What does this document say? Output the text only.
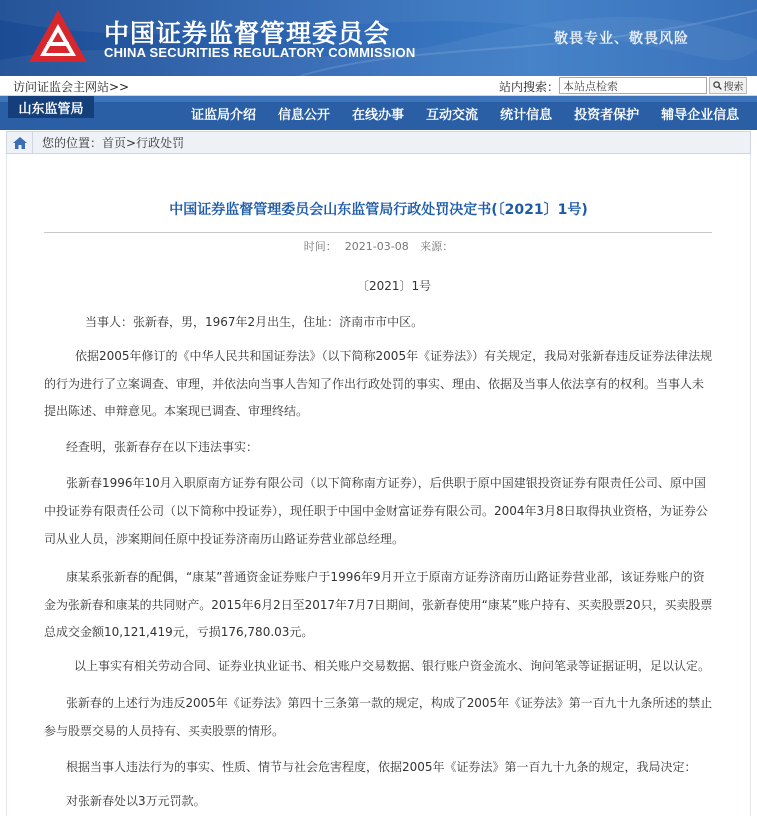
中国证券监督管理委员会
CHINA SECURITIES REGULATORY COMMISSION
敬畏专业、敬畏风险
访问证监会主网站>>	站内搜索：
本站点检索	搜索
山东监管局	证监局介绍	信息公开	在线办事	互动交流	统计信息	投资者保护	辅导企业信息
您的位置：首页>行政处罚
中国证券监督管理委员会山东监管局行政处罚决定书(〔2021〕1号)
时间： 2021-03-08 来源：
〔2021〕1号
当事人：张新春，男，1967年2月出生，住址：济南市市中区。
依据2005年修订的《中华人民共和国证券法》（以下简称2005年《证券法》）有关规定，我局对张新春违反证券法律法规
的行为进行了立案调查、审理，并依法向当事人告知了作出行政处罚的事实、理由、依据及当事人依法享有的权利。当事人未
提出陈述、申辩意见。本案现已调查、审理终结。
经查明，张新春存在以下违法事实：
张新春1996年10月入职原南方证券有限公司（以下简称南方证券），后供职于原中国建银投资证券有限责任公司、原中国
中投证券有限责任公司（以下简称中投证券），现任职于中国中金财富证券有限公司。2004年3月8日取得执业资格，为证券公
司从业人员，涉案期间任原中投证券济南历山路证券营业部总经理。
康某系张新春的配偶，“康某”普通资金证券账户于1996年9月开立于原南方证券济南历山路证券营业部，该证券账户的资
金为张新春和康某的共同财产。2015年6月2日至2017年7月7日期间，张新春使用“康某”账户持有、买卖股票20只，买卖股票
总成交金额10,121,419元，亏损176,780.03元。
以上事实有相关劳动合同、证券业执业证书、相关账户交易数据、银行账户资金流水、询问笔录等证据证明，足以认定。
张新春的上述行为违反2005年《证券法》第四十三条第一款的规定，构成了2005年《证券法》第一百九十九条所述的禁止
参与股票交易的人员持有、买卖股票的情形。
根据当事人违法行为的事实、性质、情节与社会危害程度，依据2005年《证券法》第一百九十九条的规定，我局决定：
对张新春处以3万元罚款。
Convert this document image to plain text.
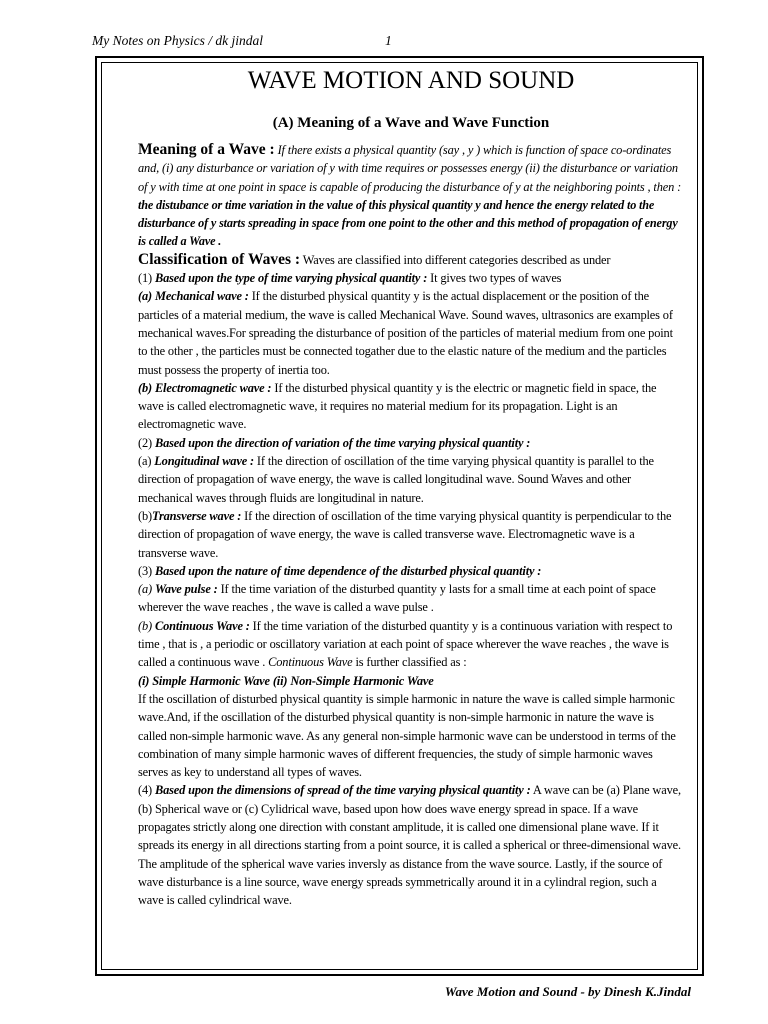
My Notes on Physics / dk jindal	1
WAVE MOTION AND SOUND
(A) Meaning of a Wave and Wave Function

Meaning of a Wave : If there exists a physical quantity (say , y ) which is function of space co-ordinates and, (i) any disturbance or variation of y with time requires or possesses energy (ii) the disturbance or variation of y with time at one point in space is capable of producing the disturbance of y at the neighboring points , then :

the distubance or time variation in the value of this physical quantity y and hence the energy related to the disturbance of y starts spreading in space from one point to the other and this method of propagation of energy is called a Wave .

Classification of Waves : Waves are classified into different categories described as under

(1) Based upon the type of time varying physical quantity : It gives two types of waves

(a) Mechanical wave : If the disturbed physical quantity y is the actual displacement or the position of the particles of a material medium, the wave is called Mechanical Wave. Sound waves, ultrasonics are examples of mechanical waves.For spreading the disturbance of position of the particles of material medium from one point to the other , the particles must be connected togather due to the elastic nature of the medium and the particles must possess the property of inertia too.

(b) Electromagnetic wave : If the disturbed physical quantity y is the electric or magnetic field in space, the wave is called electromagnetic wave, it requires no material medium for its propagation. Light is an electromagnetic wave.

(2) Based upon the direction of variation of the time varying physical quantity :

(a) Longitudinal wave : If the direction of oscillation of the time varying physical quantity is parallel to the direction of propagation of wave energy, the wave is called longitudinal wave. Sound Waves and other mechanical waves through fluids are longitudinal in nature.

(b)Transverse wave : If the direction of oscillation of the time varying physical quantity is perpendicular to the direction of propagation of wave energy, the wave is called transverse wave. Electromagnetic wave is a transverse wave.

(3) Based upon the nature of time dependence of the disturbed physical quantity :

(a) Wave pulse : If the time variation of the disturbed quantity y lasts for a small time at each point of space wherever the wave reaches , the wave is called a wave pulse .

(b) Continuous Wave : If the time variation of the disturbed quantity y is a continuous variation with respect to time , that is , a periodic or oscillatory variation at each point of space wherever the wave reaches , the wave is called a continuous wave . Continuous Wave is further classified as :

(i) Simple Harmonic Wave (ii) Non-Simple Harmonic Wave

If the oscillation of disturbed physical quantity is simple harmonic in nature the wave is called simple harmonic wave.And, if the oscillation of the disturbed physical quantity is non-simple harmonic in nature the wave is called non-simple harmonic wave. As any general non-simple harmonic wave can be understood in terms of the combination of many simple harmonic waves of different frequencies, the study of simple harmonic waves serves as key to understand all types of waves.

(4) Based upon the dimensions of spread of the time varying physical quantity : A wave can be (a) Plane wave, (b) Spherical wave or (c) Cylidrical wave, based upon how does wave energy spread in space. If a wave propagates strictly along one direction with constant amplitude, it is called one dimensional plane wave. If it spreads its energy in all directions starting from a point source, it is called a spherical or three-dimensional wave. The amplitude of the spherical wave varies inversly as distance from the wave source. Lastly, if the source of wave disturbance is a line source, wave energy spreads symmetrically around it in a cylindral region, such a wave is called cylindrical wave.

Wave Motion and Sound - by Dinesh K.Jindal
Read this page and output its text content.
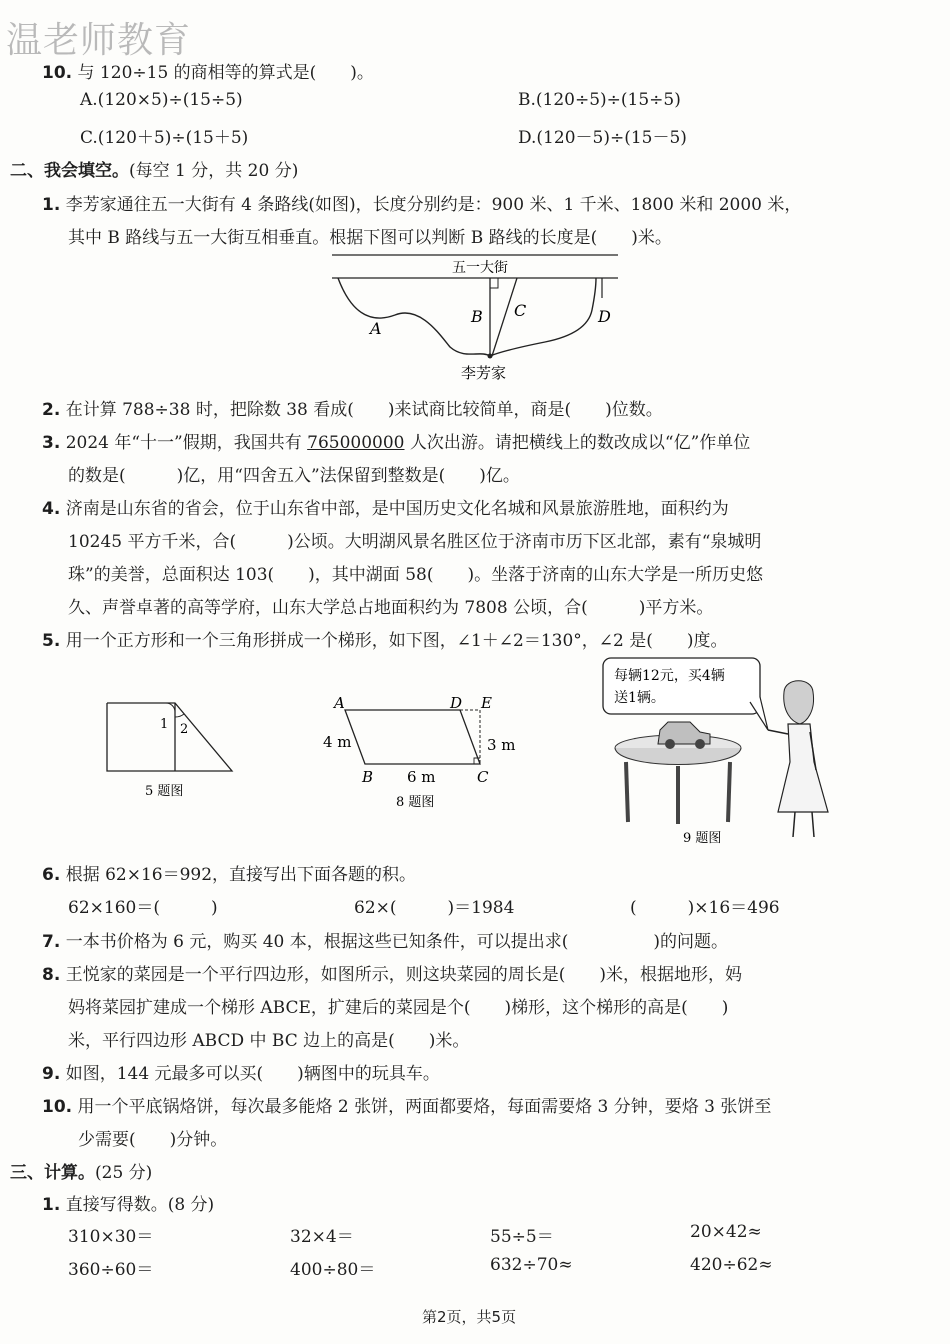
温老师教育
10. 与 120÷15 的商相等的算式是(　　)。
A.(120×5)÷(15÷5)	B.(120÷5)÷(15÷5)
C.(120＋5)÷(15＋5)	D.(120－5)÷(15－5)
二、我会填空。(每空 1 分，共 20 分)
1. 李芳家通往五一大街有 4 条路线(如图)，长度分别约是：900 米、1 千米、1800 米和 2000 米，
其中 B 路线与五一大街互相垂直。根据下图可以判断 B 路线的长度是(　　)米。
五一大街
A
B C	D
李芳家
2. 在计算 788÷38 时，把除数 38 看成(　　)来试商比较简单，商是(　　)位数。
3. 2024 年“十一”假期，我国共有 765000000 人次出游。请把横线上的数改成以“亿”作单位
的数是(　　　)亿，用“四舍五入”法保留到整数是(　　)亿。
4. 济南是山东省的省会，位于山东省中部，是中国历史文化名城和风景旅游胜地，面积约为
10245 平方千米，合(　　　)公顷。大明湖风景名胜区位于济南市历下区北部，素有“泉城明
珠”的美誉，总面积达 103(　　)，其中湖面 58(　　)。坐落于济南的山东大学是一所历史悠
久、声誉卓著的高等学府，山东大学总占地面积约为 7808 公顷，合(　　　)平方米。
5. 用一个正方形和一个三角形拼成一个梯形，如下图，∠1＋∠2＝130°，∠2 是(　　)度。
1 2
5 题图
A	D E
B	C
4 m	3 m
6 m
8 题图
每辆12元，买4辆
送1辆。
9 题图
6. 根据 62×16＝992，直接写出下面各题的积。
62×160＝(　　　)	62×(　　　)＝1984	(　　　)×16＝496
7. 一本书价格为 6 元，购买 40 本，根据这些已知条件，可以提出求(　　　　　)的问题。
8. 王悦家的菜园是一个平行四边形，如图所示，则这块菜园的周长是(　　)米，根据地形，妈
妈将菜园扩建成一个梯形 ABCE，扩建后的菜园是个(　　)梯形，这个梯形的高是(　　)
米，平行四边形 ABCD 中 BC 边上的高是(　　)米。
9. 如图，144 元最多可以买(　　)辆图中的玩具车。
10. 用一个平底锅烙饼，每次最多能烙 2 张饼，两面都要烙，每面需要烙 3 分钟，要烙 3 张饼至
少需要(　　)分钟。
三、计算。(25 分)
1. 直接写得数。(8 分)
310×30＝	32×4＝	55÷5＝	20×42≈
360÷60＝	400÷80＝	632÷70≈	420÷62≈
第2页，共5页
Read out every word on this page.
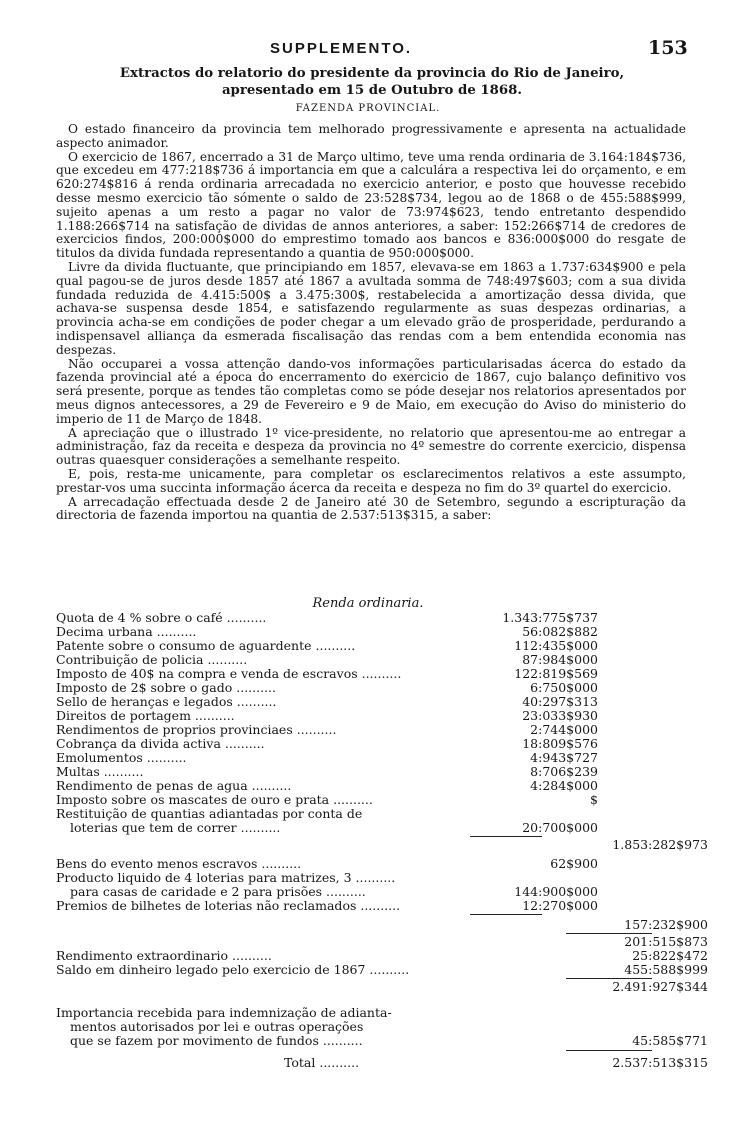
SUPPLEMENTO.	153
Extractos do relatorio do presidente da provincia do Rio de Janeiro,
apresentado em 15 de Outubro de 1868.
FAZENDA PROVINCIAL.

O estado financeiro da provincia tem melhorado progressivamente e apresenta na actualidade aspecto animador.

O exercicio de 1867, encerrado a 31 de Março ultimo, teve uma renda ordinaria de 3.164:184$736, que excedeu em 477:218$736 á importancia em que a calculára a respectiva lei do orçamento, e em 620:274$816 á renda ordinaria arrecadada no exercicio anterior, e posto que houvesse recebido desse mesmo exercicio tão sómente o saldo de 23:528$734, legou ao de 1868 o de 455:588$999, sujeito apenas a um resto a pagar no valor de 73:974$623, tendo entretanto despendido 1.188:266$714 na satisfação de dividas de annos anteriores, a saber: 152:266$714 de credores de exercicios findos, 200:000$000 do emprestimo tomado aos bancos e 836:000$000 do resgate de titulos da divida fundada representando a quantia de 950:000$000.

Livre da divida fluctuante, que principiando em 1857, elevava-se em 1863 a 1.737:634$900 e pela qual pagou-se de juros desde 1857 até 1867 a avultada somma de 748:497$603; com a sua divida fundada reduzida de 4.415:500$ a 3.475:300$, restabelecida a amortização dessa divida, que achava-se suspensa desde 1854, e satisfazendo regularmente as suas despezas ordinarias, a provincia acha-se em condições de poder chegar a um elevado grão de prosperidade, perdurando a indispensavel alliança da esmerada fiscalisação das rendas com a bem entendida economia nas despezas.

Não occuparei a vossa attenção dando-vos informações particularisadas ácerca do estado da fazenda provincial até a época do encerramento do exercicio de 1867, cujo balanço definitivo vos será presente, porque as tendes tão completas como se póde desejar nos relatorios apresentados por meus dignos antecessores, a 29 de Fevereiro e 9 de Maio, em execução do Aviso do ministerio do imperio de 11 de Março de 1848.

A apreciação que o illustrado 1º vice-presidente, no relatorio que apresentou-me ao entregar a administração, faz da receita e despeza da provincia no 4º semestre do corrente exercicio, dispensa outras quaesquer considerações a semelhante respeito.

E, pois, resta-me unicamente, para completar os esclarecimentos relativos a este assumpto, prestar-vos uma succinta informação ácerca da receita e despeza no fim do 3º quartel do exercicio.

A arrecadação effectuada desde 2 de Janeiro até 30 de Setembro, segundo a escripturação da directoria de fazenda importou na quantia de 2.537:513$315, a saber:

Renda ordinaria.
Quota de 4 % sobre o café ..........	1.343:775$737
Decima urbana ..........	56:082$882
Patente sobre o consumo de aguardente ..........	112:435$000
Contribuição de policia ..........	87:984$000
Imposto de 40$ na compra e venda de escravos ..........	122:819$569
Imposto de 2$ sobre o gado ..........	6:750$000
Sello de heranças e legados ..........	40:297$313
Direitos de portagem ..........	23:033$930
Rendimentos de proprios provinciaes ..........	2:744$000
Cobrança da divida activa ..........	18:809$576
Emolumentos ..........	4:943$727
Multas ..........	8:706$239
Rendimento de penas de agua ..........	4:284$000
Imposto sobre os mascates de ouro e prata ..........	$
Restituição de quantias adiantadas por conta de
loterias que tem de correr ..........	20:700$000
1.853:282$973
Bens do evento menos escravos ..........	62$900
Producto liquido de 4 loterias para matrizes, 3 ..........
para casas de caridade e 2 para prisões ..........	144:900$000
Premios de bilhetes de loterias não reclamados ..........	12:270$000
157:232$900
201:515$873
Rendimento extraordinario ..........	25:822$472
Saldo em dinheiro legado pelo exercicio de 1867 ..........	455:588$999
2.491:927$344
Importancia recebida para indemnização de adianta-
mentos autorisados por lei e outras operações
que se fazem por movimento de fundos ..........	45:585$771
Total ..........	2.537:513$315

> [TASK GOAL]: Collect the lines of the records that include the string "Janeiro".

> [REPLY]:
Extractos do relatorio do presidente da provincia do Rio de Janeiro,
A arrecadação effectuada desde 2 de Janeiro até 30 de Setembro, segundo a escripturação da directoria de fazenda importou na quantia de 2.537:513$315, a saber:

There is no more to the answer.